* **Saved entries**
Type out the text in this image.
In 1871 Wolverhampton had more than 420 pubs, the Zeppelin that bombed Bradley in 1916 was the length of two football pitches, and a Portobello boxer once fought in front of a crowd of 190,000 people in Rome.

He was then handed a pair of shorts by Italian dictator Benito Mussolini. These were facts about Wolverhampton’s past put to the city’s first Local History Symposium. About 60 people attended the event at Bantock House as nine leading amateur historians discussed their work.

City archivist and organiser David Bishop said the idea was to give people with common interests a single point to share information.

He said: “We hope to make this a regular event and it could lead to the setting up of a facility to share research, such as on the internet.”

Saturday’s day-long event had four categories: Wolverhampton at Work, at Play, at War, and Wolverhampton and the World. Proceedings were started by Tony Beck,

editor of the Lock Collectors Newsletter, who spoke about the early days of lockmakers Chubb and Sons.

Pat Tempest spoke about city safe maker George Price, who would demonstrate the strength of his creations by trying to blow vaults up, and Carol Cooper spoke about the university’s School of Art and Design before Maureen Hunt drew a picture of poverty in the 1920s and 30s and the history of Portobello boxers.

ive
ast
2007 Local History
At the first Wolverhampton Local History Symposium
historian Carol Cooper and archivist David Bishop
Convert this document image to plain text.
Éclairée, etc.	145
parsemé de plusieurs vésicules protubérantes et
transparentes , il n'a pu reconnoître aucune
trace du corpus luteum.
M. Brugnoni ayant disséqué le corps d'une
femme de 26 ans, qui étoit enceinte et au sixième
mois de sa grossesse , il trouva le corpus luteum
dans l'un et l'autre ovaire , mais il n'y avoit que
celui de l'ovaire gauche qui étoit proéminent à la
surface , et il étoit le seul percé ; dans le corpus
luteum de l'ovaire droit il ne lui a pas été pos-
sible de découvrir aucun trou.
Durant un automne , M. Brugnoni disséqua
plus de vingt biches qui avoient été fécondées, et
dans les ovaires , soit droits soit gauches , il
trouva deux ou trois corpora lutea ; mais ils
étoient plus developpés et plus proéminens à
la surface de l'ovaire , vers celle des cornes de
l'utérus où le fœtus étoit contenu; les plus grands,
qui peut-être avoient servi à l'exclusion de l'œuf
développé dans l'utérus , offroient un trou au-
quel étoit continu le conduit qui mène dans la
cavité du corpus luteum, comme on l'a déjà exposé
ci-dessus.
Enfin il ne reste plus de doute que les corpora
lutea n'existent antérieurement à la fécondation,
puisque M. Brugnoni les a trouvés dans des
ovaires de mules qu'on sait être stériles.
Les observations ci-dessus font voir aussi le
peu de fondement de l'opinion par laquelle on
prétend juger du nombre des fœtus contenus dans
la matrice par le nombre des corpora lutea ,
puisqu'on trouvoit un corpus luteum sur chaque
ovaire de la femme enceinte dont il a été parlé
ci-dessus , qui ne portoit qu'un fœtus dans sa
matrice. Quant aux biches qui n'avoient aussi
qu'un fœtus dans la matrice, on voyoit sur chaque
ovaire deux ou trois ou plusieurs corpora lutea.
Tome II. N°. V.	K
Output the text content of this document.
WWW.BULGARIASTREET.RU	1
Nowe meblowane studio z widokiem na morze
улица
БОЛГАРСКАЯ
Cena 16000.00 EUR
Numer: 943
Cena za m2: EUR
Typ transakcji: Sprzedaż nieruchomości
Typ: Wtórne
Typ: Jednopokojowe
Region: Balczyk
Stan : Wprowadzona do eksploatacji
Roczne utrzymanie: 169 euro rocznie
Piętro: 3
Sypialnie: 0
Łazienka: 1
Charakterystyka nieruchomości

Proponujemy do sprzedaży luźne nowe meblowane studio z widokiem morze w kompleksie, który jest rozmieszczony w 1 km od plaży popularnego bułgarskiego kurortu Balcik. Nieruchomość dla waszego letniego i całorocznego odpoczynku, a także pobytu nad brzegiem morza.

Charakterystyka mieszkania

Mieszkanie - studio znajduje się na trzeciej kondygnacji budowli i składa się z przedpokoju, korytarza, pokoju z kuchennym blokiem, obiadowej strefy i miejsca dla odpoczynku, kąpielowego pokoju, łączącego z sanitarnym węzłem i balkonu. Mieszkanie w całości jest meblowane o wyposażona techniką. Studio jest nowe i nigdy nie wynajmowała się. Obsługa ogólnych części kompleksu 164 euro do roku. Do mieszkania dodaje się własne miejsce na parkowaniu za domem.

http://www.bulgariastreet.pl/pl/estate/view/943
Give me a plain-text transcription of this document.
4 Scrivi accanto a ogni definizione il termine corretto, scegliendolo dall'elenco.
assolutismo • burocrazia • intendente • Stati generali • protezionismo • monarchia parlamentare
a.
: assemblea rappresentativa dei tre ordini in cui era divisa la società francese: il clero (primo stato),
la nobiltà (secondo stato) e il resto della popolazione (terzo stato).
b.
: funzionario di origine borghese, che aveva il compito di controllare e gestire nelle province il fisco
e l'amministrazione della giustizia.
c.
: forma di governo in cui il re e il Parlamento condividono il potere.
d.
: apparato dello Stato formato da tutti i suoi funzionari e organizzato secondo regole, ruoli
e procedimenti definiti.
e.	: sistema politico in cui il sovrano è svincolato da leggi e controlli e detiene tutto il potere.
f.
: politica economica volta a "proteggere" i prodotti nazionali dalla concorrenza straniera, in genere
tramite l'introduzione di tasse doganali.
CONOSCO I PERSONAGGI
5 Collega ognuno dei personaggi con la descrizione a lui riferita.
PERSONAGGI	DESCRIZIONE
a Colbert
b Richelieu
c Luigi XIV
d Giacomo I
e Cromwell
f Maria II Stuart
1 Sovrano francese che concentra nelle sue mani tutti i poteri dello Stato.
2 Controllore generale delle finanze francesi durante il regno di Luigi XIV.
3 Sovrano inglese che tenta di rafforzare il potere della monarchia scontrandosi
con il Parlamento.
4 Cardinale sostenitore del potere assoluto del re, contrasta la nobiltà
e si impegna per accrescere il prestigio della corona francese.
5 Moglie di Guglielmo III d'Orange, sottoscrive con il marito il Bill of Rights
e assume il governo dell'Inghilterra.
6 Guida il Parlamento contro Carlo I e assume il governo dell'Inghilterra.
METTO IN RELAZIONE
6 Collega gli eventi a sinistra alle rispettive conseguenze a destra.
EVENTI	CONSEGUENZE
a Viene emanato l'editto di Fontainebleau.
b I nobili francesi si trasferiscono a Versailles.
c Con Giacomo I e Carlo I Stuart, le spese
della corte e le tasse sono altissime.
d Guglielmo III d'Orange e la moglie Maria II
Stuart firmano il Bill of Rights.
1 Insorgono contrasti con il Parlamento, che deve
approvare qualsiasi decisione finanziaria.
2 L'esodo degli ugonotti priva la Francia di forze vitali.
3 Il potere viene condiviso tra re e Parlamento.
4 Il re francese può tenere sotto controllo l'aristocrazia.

* **Work instructions**
Respond with the number of lines containing "Maria" and no additional words.

* **Output of the task**
2